[Stored data entries]
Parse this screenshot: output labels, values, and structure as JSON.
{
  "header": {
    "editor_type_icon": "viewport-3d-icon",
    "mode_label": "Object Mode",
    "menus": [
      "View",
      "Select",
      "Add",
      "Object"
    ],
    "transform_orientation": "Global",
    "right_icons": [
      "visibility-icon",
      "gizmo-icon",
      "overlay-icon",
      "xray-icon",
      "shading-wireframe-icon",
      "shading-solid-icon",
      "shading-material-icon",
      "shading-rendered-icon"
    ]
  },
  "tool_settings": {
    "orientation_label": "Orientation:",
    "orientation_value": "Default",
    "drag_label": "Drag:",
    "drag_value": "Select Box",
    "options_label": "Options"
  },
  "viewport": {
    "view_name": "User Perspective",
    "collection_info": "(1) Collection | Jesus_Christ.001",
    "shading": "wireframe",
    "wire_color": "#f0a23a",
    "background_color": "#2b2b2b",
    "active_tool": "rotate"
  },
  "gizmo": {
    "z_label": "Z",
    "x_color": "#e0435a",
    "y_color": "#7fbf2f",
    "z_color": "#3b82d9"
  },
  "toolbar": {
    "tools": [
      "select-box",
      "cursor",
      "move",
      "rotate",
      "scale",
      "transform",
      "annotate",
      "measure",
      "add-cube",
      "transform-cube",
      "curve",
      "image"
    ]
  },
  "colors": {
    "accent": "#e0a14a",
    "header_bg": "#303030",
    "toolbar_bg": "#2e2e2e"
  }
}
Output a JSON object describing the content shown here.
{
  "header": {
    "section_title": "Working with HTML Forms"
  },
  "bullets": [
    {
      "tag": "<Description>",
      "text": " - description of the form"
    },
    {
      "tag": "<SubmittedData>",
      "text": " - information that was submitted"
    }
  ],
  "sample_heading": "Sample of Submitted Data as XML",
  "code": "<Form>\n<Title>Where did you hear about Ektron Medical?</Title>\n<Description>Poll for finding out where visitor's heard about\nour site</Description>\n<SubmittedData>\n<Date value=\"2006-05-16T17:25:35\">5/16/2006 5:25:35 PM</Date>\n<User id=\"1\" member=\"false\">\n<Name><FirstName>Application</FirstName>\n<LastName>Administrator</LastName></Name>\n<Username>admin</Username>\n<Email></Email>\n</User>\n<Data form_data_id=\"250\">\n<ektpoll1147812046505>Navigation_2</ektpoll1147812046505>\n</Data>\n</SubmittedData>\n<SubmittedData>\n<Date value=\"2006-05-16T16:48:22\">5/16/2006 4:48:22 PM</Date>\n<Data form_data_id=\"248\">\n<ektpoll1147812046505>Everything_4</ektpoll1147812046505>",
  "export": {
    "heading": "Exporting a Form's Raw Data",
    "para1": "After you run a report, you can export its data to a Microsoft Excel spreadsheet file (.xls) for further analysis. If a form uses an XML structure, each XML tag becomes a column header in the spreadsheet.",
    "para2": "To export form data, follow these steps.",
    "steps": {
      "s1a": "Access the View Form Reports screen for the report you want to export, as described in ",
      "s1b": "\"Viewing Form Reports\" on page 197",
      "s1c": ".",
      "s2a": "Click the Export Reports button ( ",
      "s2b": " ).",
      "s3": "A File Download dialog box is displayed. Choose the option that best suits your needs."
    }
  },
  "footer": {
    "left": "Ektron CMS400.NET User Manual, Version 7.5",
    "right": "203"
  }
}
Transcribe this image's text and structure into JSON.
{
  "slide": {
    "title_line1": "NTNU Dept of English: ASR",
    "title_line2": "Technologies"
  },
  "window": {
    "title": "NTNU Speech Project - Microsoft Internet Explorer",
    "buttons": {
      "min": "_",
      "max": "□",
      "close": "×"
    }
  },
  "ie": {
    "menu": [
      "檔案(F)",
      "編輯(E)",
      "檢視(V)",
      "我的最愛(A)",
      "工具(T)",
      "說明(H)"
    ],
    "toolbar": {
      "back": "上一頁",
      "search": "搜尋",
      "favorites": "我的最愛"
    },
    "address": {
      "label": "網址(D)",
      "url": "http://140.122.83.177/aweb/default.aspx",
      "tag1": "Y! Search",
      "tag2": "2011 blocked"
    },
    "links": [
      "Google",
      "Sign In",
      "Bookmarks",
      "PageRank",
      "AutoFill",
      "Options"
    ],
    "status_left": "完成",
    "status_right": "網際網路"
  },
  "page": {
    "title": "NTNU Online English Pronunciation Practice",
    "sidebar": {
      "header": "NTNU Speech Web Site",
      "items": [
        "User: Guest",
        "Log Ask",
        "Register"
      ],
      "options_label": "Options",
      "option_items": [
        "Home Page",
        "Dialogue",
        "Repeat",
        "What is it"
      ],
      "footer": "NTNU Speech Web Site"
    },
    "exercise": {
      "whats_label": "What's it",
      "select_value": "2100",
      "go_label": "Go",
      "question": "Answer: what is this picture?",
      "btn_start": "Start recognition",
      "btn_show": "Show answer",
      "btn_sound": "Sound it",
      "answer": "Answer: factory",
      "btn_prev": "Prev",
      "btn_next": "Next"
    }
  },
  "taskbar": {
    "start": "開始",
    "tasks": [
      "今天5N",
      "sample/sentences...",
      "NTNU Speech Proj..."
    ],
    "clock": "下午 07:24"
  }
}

> INSTRUCTION: Write all of the records out again exactly.

> EXERCISE ANSWER:
Parse this screenshot: output labels, values, and structure as JSON.
{
  "header": {
    "editor_type_icon": "viewport-3d-icon",
    "mode_label": "Object Mode",
    "menus": [
      "View",
      "Select",
      "Add",
      "Object"
    ],
    "transform_orientation": "Global",
    "right_icons": [
      "visibility-icon",
      "gizmo-icon",
      "overlay-icon",
      "xray-icon",
      "shading-wireframe-icon",
      "shading-solid-icon",
      "shading-material-icon",
      "shading-rendered-icon"
    ]
  },
  "tool_settings": {
    "orientation_label": "Orientation:",
    "orientation_value": "Default",
    "drag_label": "Drag:",
    "drag_value": "Select Box",
    "options_label": "Options"
  },
  "viewport": {
    "view_name": "User Perspective",
    "collection_info": "(1) Collection | Jesus_Christ.001",
    "shading": "wireframe",
    "wire_color": "#f0a23a",
    "background_color": "#2b2b2b",
    "active_tool": "rotate"
  },
  "gizmo": {
    "z_label": "Z",
    "x_color": "#e0435a",
    "y_color": "#7fbf2f",
    "z_color": "#3b82d9"
  },
  "toolbar": {
    "tools": [
      "select-box",
      "cursor",
      "move",
      "rotate",
      "scale",
      "transform",
      "annotate",
      "measure",
      "add-cube",
      "transform-cube",
      "curve",
      "image"
    ]
  },
  "colors": {
    "accent": "#e0a14a",
    "header_bg": "#303030",
    "toolbar_bg": "#2e2e2e"
  }
}
Output a JSON object describing the content shown here.
{
  "header": {
    "section_title": "Working with HTML Forms"
  },
  "bullets": [
    {
      "tag": "<Description>",
      "text": " - description of the form"
    },
    {
      "tag": "<SubmittedData>",
      "text": " - information that was submitted"
    }
  ],
  "sample_heading": "Sample of Submitted Data as XML",
  "code": "<Form>\n<Title>Where did you hear about Ektron Medical?</Title>\n<Description>Poll for finding out where visitor's heard about\nour site</Description>\n<SubmittedData>\n<Date value=\"2006-05-16T17:25:35\">5/16/2006 5:25:35 PM</Date>\n<User id=\"1\" member=\"false\">\n<Name><FirstName>Application</FirstName>\n<LastName>Administrator</LastName></Name>\n<Username>admin</Username>\n<Email></Email>\n</User>\n<Data form_data_id=\"250\">\n<ektpoll1147812046505>Navigation_2</ektpoll1147812046505>\n</Data>\n</SubmittedData>\n<SubmittedData>\n<Date value=\"2006-05-16T16:48:22\">5/16/2006 4:48:22 PM</Date>\n<Data form_data_id=\"248\">\n<ektpoll1147812046505>Everything_4</ektpoll1147812046505>",
  "export": {
    "heading": "Exporting a Form's Raw Data",
    "para1": "After you run a report, you can export its data to a Microsoft Excel spreadsheet file (.xls) for further analysis. If a form uses an XML structure, each XML tag becomes a column header in the spreadsheet.",
    "para2": "To export form data, follow these steps.",
    "steps": {
      "s1a": "Access the View Form Reports screen for the report you want to export, as described in ",
      "s1b": "\"Viewing Form Reports\" on page 197",
      "s1c": ".",
      "s2a": "Click the Export Reports button ( ",
      "s2b": " ).",
      "s3": "A File Download dialog box is displayed. Choose the option that best suits your needs."
    }
  },
  "footer": {
    "left": "Ektron CMS400.NET User Manual, Version 7.5",
    "right": "203"
  }
}
Transcribe this image's text and structure into JSON.
{
  "slide": {
    "title_line1": "NTNU Dept of English: ASR",
    "title_line2": "Technologies"
  },
  "window": {
    "title": "NTNU Speech Project - Microsoft Internet Explorer",
    "buttons": {
      "min": "_",
      "max": "□",
      "close": "×"
    }
  },
  "ie": {
    "menu": [
      "檔案(F)",
      "編輯(E)",
      "檢視(V)",
      "我的最愛(A)",
      "工具(T)",
      "說明(H)"
    ],
    "toolbar": {
      "back": "上一頁",
      "search": "搜尋",
      "favorites": "我的最愛"
    },
    "address": {
      "label": "網址(D)",
      "url": "http://140.122.83.177/aweb/default.aspx",
      "tag1": "Y! Search",
      "tag2": "2011 blocked"
    },
    "links": [
      "Google",
      "Sign In",
      "Bookmarks",
      "PageRank",
      "AutoFill",
      "Options"
    ],
    "status_left": "完成",
    "status_right": "網際網路"
  },
  "page": {
    "title": "NTNU Online English Pronunciation Practice",
    "sidebar": {
      "header": "NTNU Speech Web Site",
      "items": [
        "User: Guest",
        "Log Ask",
        "Register"
      ],
      "options_label": "Options",
      "option_items": [
        "Home Page",
        "Dialogue",
        "Repeat",
        "What is it"
      ],
      "footer": "NTNU Speech Web Site"
    },
    "exercise": {
      "whats_label": "What's it",
      "select_value": "2100",
      "go_label": "Go",
      "question": "Answer: what is this picture?",
      "btn_start": "Start recognition",
      "btn_show": "Show answer",
      "btn_sound": "Sound it",
      "answer": "Answer: factory",
      "btn_prev": "Prev",
      "btn_next": "Next"
    }
  },
  "taskbar": {
    "start": "開始",
    "tasks": [
      "今天5N",
      "sample/sentences...",
      "NTNU Speech Proj..."
    ],
    "clock": "下午 07:24"
  }
}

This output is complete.